-- Exercise material start --

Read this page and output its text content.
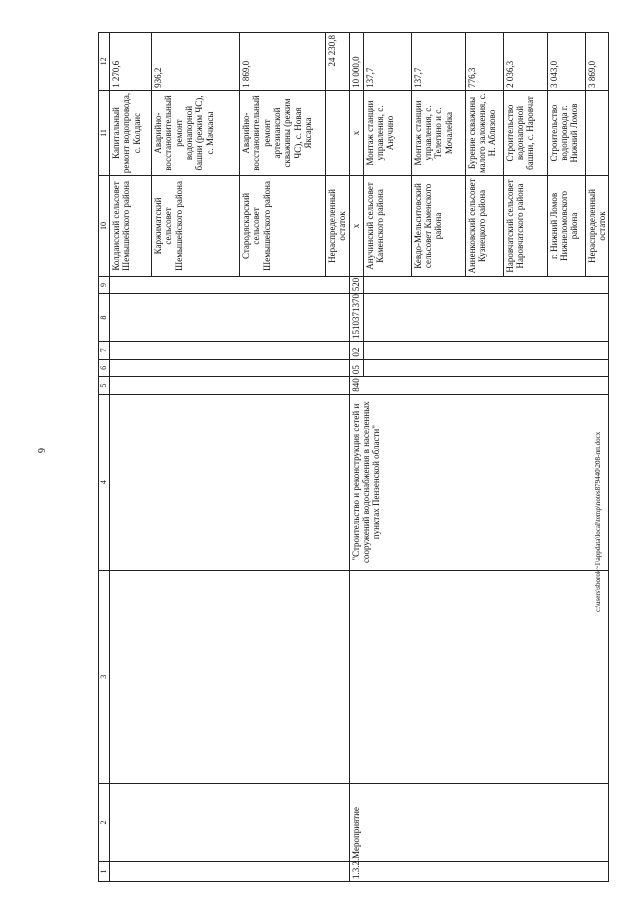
6	c:\users\sborok~1\appdata\local\temp\notes879440\208-пп.docx
1	2	3	4	5	6	7	8	9	10	11	12
									Колдаисский сельсовет Шемышейского района	Капитальный ремонт водопровода, с. Колдаис	1 270,6
									Каржиматский сельсовет Шемышейского района	Аварийно-восстановительный ремонт водонапорной башни (режим ЧС), с. Мачкасы	936,2
									Стародяскарский сельсовет Шемышейского района	Аварийно-восстановительный ремонт артезианской скважины (режим ЧС), с. Новая Яксарка	1 869,0
									Нераспределенный остаток		24 230,8
1.3.2.	Мероприятие		"Строительство и реконструкция сетей и сооружений водоснабжения в населенных пунктах Пензенской области"	840	05	02	1510371370	520	х	х	10 000,0
									Анучинский сельсовет Каменского района	Монтаж станции управления, с. Анучино	137,7
									Кевдо-Мельситовский сельсовет Каменского района	Монтаж станции управления, с. Телегино и с. Мочалейка	137,7
									Анненковский сельсовет Кузнецкого района	Бурение скважины малого заложения, с. Н. Аблязово	776,3
									Наровчатский сельсовет Наровчатского района	Строительство водонапорной башни, с. Наровчат	2 036,3
									г. Нижний Ломов Нижнеломовского района	Строительство водопровода г. Нижний Ломов	3 043,0
									Нераспределенный остаток		3 869,0
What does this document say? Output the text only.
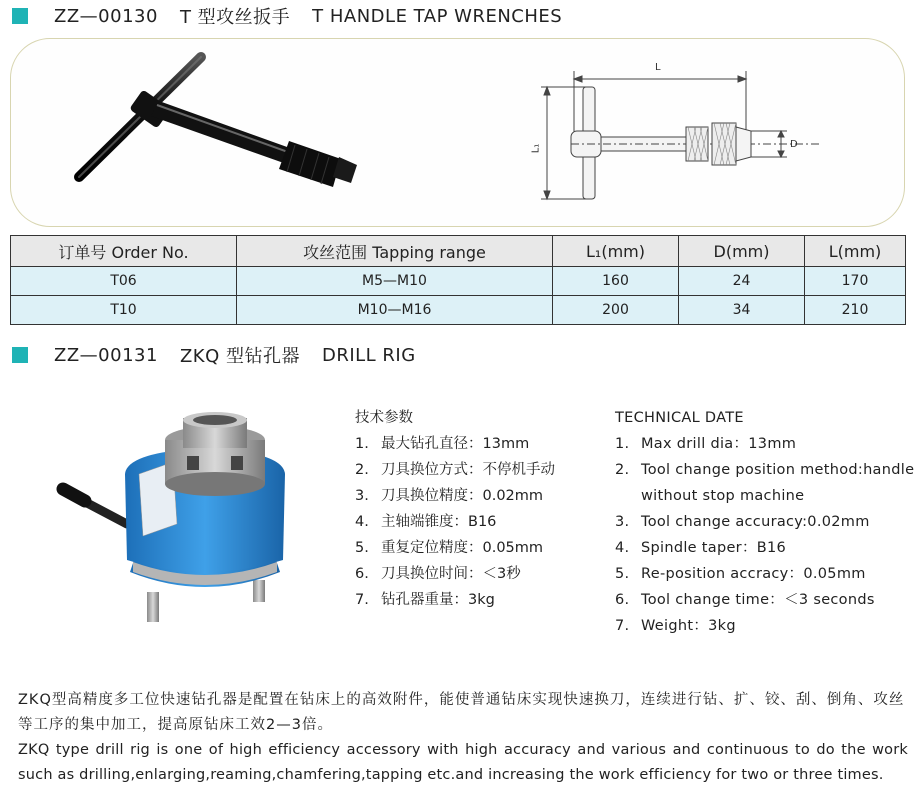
ZZ—00130 T 型攻丝扳手 T HANDLE TAP WRENCHES
L
L₁	D
订单号 Order No.	攻丝范围 Tapping range	L₁(mm)	D(mm)	L(mm)
T06	M5—M10	160	24	170
T10	M10—M16	200	34	210
ZZ—00131 ZKQ 型钻孔器 DRILL RIG
技术参数
1. 最大钻孔直径：13mm
2. 刀具换位方式：不停机手动
3. 刀具换位精度：0.02mm
4. 主轴端锥度：B16
5. 重复定位精度：0.05mm
6. 刀具换位时间：＜3秒
7. 钻孔器重量：3kg
TECHNICAL DATE
1. Max drill dia：13mm
2. Tool change position method:handle without stop machine
3. Tool change accuracy:0.02mm
4. Spindle taper：B16
5. Re-position accracy：0.05mm
6. Tool change time：＜3 seconds
7. Weight：3kg
ZKQ型高精度多工位快速钻孔器是配置在钻床上的高效附件，能使普通钻床实现快速换刀，连续进行钻、扩、铰、刮、倒角、攻丝等工序的集中加工，提高原钻床工效2—3倍。
ZKQ type drill rig is one of high efficiency accessory with high accuracy and various and continuous to do the work such as drilling,enlarging,reaming,chamfering,tapping etc.and increasing the work efficiency for two or three times.
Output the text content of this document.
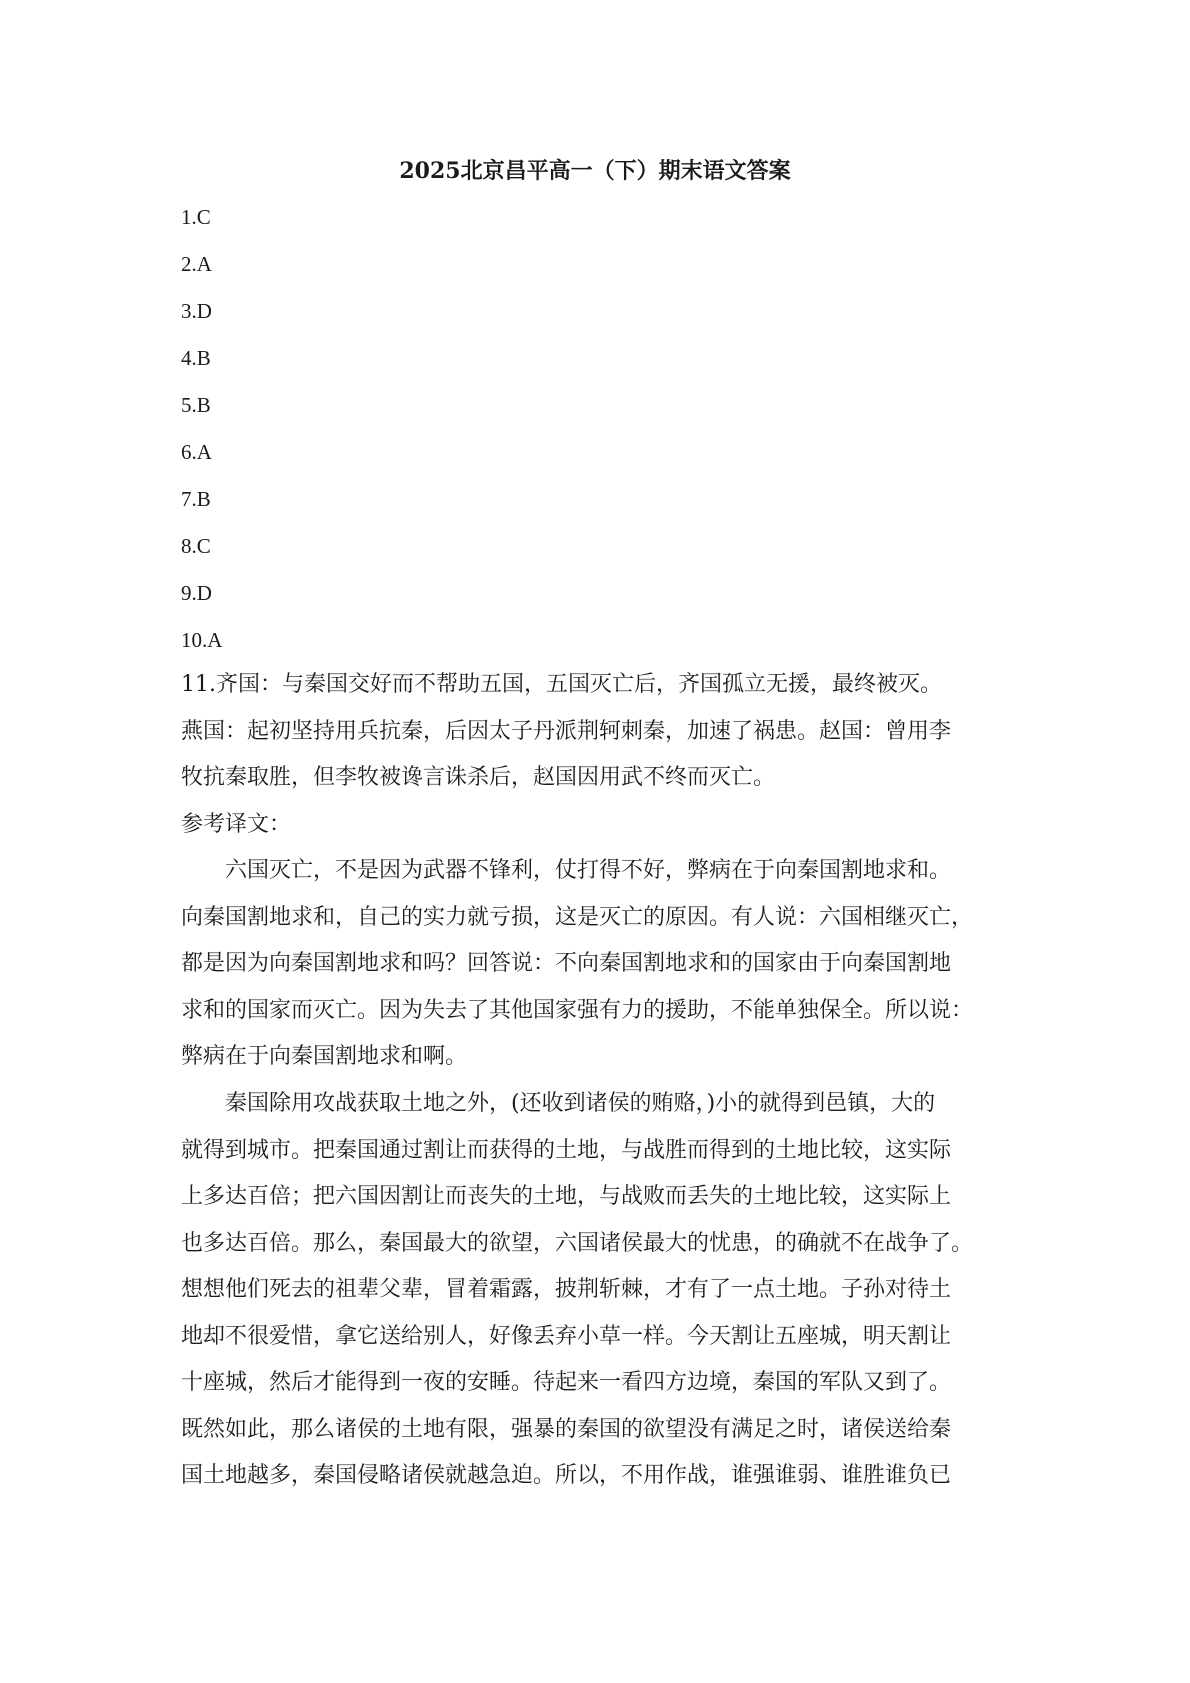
2025北京昌平高一（下）期末语文答案
1.C
2.A
3.D
4.B
5.B
6.A
7.B
8.C
9.D
10.A
11.齐国：与秦国交好而不帮助五国，五国灭亡后，齐国孤立无援，最终被灭。
燕国：起初坚持用兵抗秦，后因太子丹派荆轲刺秦，加速了祸患。赵国：曾用李
牧抗秦取胜，但李牧被谗言诛杀后，赵国因用武不终而灭亡。
参考译文：
六国灭亡，不是因为武器不锋利，仗打得不好，弊病在于向秦国割地求和。
向秦国割地求和，自己的实力就亏损，这是灭亡的原因。有人说：六国相继灭亡，
都是因为向秦国割地求和吗？回答说：不向秦国割地求和的国家由于向秦国割地
求和的国家而灭亡。因为失去了其他国家强有力的援助，不能单独保全。所以说：
弊病在于向秦国割地求和啊。
秦国除用攻战获取土地之外，(还收到诸侯的贿赂，)小的就得到邑镇，大的
就得到城市。把秦国通过割让而获得的土地，与战胜而得到的土地比较，这实际
上多达百倍；把六国因割让而丧失的土地，与战败而丢失的土地比较，这实际上
也多达百倍。那么，秦国最大的欲望，六国诸侯最大的忧患，的确就不在战争了。
想想他们死去的祖辈父辈，冒着霜露，披荆斩棘，才有了一点土地。子孙对待土
地却不很爱惜，拿它送给别人，好像丢弃小草一样。今天割让五座城，明天割让
十座城，然后才能得到一夜的安睡。待起来一看四方边境，秦国的军队又到了。
既然如此，那么诸侯的土地有限，强暴的秦国的欲望没有满足之时，诸侯送给秦
国土地越多，秦国侵略诸侯就越急迫。所以，不用作战，谁强谁弱、谁胜谁负已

-- Exercise material end --

Omit the pictures, then output the rest of the listing exactly.

# [Written answer]
Read this page and output its text content.
6	c:\users\sborok~1\appdata\local\temp\notes879440\208-пп.docx
1	2	3	4	5	6	7	8	9	10	11	12
									Колдаисский сельсовет Шемышейского района	Капитальный ремонт водопровода, с. Колдаис	1 270,6
									Каржиматский сельсовет Шемышейского района	Аварийно-восстановительный ремонт водонапорной башни (режим ЧС), с. Мачкасы	936,2
									Стародяскарский сельсовет Шемышейского района	Аварийно-восстановительный ремонт артезианской скважины (режим ЧС), с. Новая Яксарка	1 869,0
									Нераспределенный остаток		24 230,8
1.3.2.	Мероприятие		"Строительство и реконструкция сетей и сооружений водоснабжения в населенных пунктах Пензенской области"	840	05	02	1510371370	520	х	х	10 000,0
									Анучинский сельсовет Каменского района	Монтаж станции управления, с. Анучино	137,7
									Кевдо-Мельситовский сельсовет Каменского района	Монтаж станции управления, с. Телегино и с. Мочалейка	137,7
									Анненковский сельсовет Кузнецкого района	Бурение скважины малого заложения, с. Н. Аблязово	776,3
									Наровчатский сельсовет Наровчатского района	Строительство водонапорной башни, с. Наровчат	2 036,3
									г. Нижний Ломов Нижнеломовского района	Строительство водопровода г. Нижний Ломов	3 043,0
									Нераспределенный остаток		3 869,0
What does this document say? Output the text only.
ZZ—00130 T 型攻丝扳手 T HANDLE TAP WRENCHES
L
L₁	D
订单号 Order No.	攻丝范围 Tapping range	L₁(mm)	D(mm)	L(mm)
T06	M5—M10	160	24	170
T10	M10—M16	200	34	210
ZZ—00131 ZKQ 型钻孔器 DRILL RIG
技术参数
1. 最大钻孔直径：13mm
2. 刀具换位方式：不停机手动
3. 刀具换位精度：0.02mm
4. 主轴端锥度：B16
5. 重复定位精度：0.05mm
6. 刀具换位时间：＜3秒
7. 钻孔器重量：3kg
TECHNICAL DATE
1. Max drill dia：13mm
2. Tool change position method:handle without stop machine
3. Tool change accuracy:0.02mm
4. Spindle taper：B16
5. Re-position accracy：0.05mm
6. Tool change time：＜3 seconds
7. Weight：3kg
ZKQ型高精度多工位快速钻孔器是配置在钻床上的高效附件，能使普通钻床实现快速换刀，连续进行钻、扩、铰、刮、倒角、攻丝等工序的集中加工，提高原钻床工效2—3倍。
ZKQ type drill rig is one of high efficiency accessory with high accuracy and various and continuous to do the work such as drilling,enlarging,reaming,chamfering,tapping etc.and increasing the work efficiency for two or three times.
Output the text content of this document.
2025北京昌平高一（下）期末语文答案
1.C
2.A
3.D
4.B
5.B
6.A
7.B
8.C
9.D
10.A
11.齐国：与秦国交好而不帮助五国，五国灭亡后，齐国孤立无援，最终被灭。
燕国：起初坚持用兵抗秦，后因太子丹派荆轲刺秦，加速了祸患。赵国：曾用李
牧抗秦取胜，但李牧被谗言诛杀后，赵国因用武不终而灭亡。
参考译文：
六国灭亡，不是因为武器不锋利，仗打得不好，弊病在于向秦国割地求和。
向秦国割地求和，自己的实力就亏损，这是灭亡的原因。有人说：六国相继灭亡，
都是因为向秦国割地求和吗？回答说：不向秦国割地求和的国家由于向秦国割地
求和的国家而灭亡。因为失去了其他国家强有力的援助，不能单独保全。所以说：
弊病在于向秦国割地求和啊。
秦国除用攻战获取土地之外，(还收到诸侯的贿赂，)小的就得到邑镇，大的
就得到城市。把秦国通过割让而获得的土地，与战胜而得到的土地比较，这实际
上多达百倍；把六国因割让而丧失的土地，与战败而丢失的土地比较，这实际上
也多达百倍。那么，秦国最大的欲望，六国诸侯最大的忧患，的确就不在战争了。
想想他们死去的祖辈父辈，冒着霜露，披荆斩棘，才有了一点土地。子孙对待土
地却不很爱惜，拿它送给别人，好像丢弃小草一样。今天割让五座城，明天割让
十座城，然后才能得到一夜的安睡。待起来一看四方边境，秦国的军队又到了。
既然如此，那么诸侯的土地有限，强暴的秦国的欲望没有满足之时，诸侯送给秦
国土地越多，秦国侵略诸侯就越急迫。所以，不用作战，谁强谁弱、谁胜谁负已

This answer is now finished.